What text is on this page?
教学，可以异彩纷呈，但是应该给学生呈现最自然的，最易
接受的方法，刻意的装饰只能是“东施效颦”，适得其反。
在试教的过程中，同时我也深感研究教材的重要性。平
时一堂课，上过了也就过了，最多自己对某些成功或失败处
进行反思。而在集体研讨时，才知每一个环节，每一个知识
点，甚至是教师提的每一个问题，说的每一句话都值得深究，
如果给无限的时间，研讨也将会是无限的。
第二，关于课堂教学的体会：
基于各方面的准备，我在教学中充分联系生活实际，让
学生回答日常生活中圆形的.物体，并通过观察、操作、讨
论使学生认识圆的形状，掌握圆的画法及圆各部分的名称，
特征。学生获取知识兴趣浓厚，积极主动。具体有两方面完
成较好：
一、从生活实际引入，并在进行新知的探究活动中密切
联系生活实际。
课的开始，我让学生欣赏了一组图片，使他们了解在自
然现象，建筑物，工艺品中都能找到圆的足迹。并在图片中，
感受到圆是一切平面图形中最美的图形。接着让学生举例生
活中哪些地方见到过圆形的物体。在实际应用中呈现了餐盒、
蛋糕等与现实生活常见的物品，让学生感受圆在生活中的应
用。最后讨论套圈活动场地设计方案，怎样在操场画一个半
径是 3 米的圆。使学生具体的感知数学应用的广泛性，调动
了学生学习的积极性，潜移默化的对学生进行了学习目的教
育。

###

All of the data needs to be reproduced exactly, with no line missing.

What text is on this page?
教学，可以异彩纷呈，但是应该给学生呈现最自然的，最易
接受的方法，刻意的装饰只能是“东施效颦”，适得其反。
在试教的过程中，同时我也深感研究教材的重要性。平
时一堂课，上过了也就过了，最多自己对某些成功或失败处
进行反思。而在集体研讨时，才知每一个环节，每一个知识
点，甚至是教师提的每一个问题，说的每一句话都值得深究，
如果给无限的时间，研讨也将会是无限的。
第二，关于课堂教学的体会：
基于各方面的准备，我在教学中充分联系生活实际，让
学生回答日常生活中圆形的.物体，并通过观察、操作、讨
论使学生认识圆的形状，掌握圆的画法及圆各部分的名称，
特征。学生获取知识兴趣浓厚，积极主动。具体有两方面完
成较好：
一、从生活实际引入，并在进行新知的探究活动中密切
联系生活实际。
课的开始，我让学生欣赏了一组图片，使他们了解在自
然现象，建筑物，工艺品中都能找到圆的足迹。并在图片中，
感受到圆是一切平面图形中最美的图形。接着让学生举例生
活中哪些地方见到过圆形的物体。在实际应用中呈现了餐盒、
蛋糕等与现实生活常见的物品，让学生感受圆在生活中的应
用。最后讨论套圈活动场地设计方案，怎样在操场画一个半
径是 3 米的圆。使学生具体的感知数学应用的广泛性，调动
了学生学习的积极性，潜移默化的对学生进行了学习目的教
育。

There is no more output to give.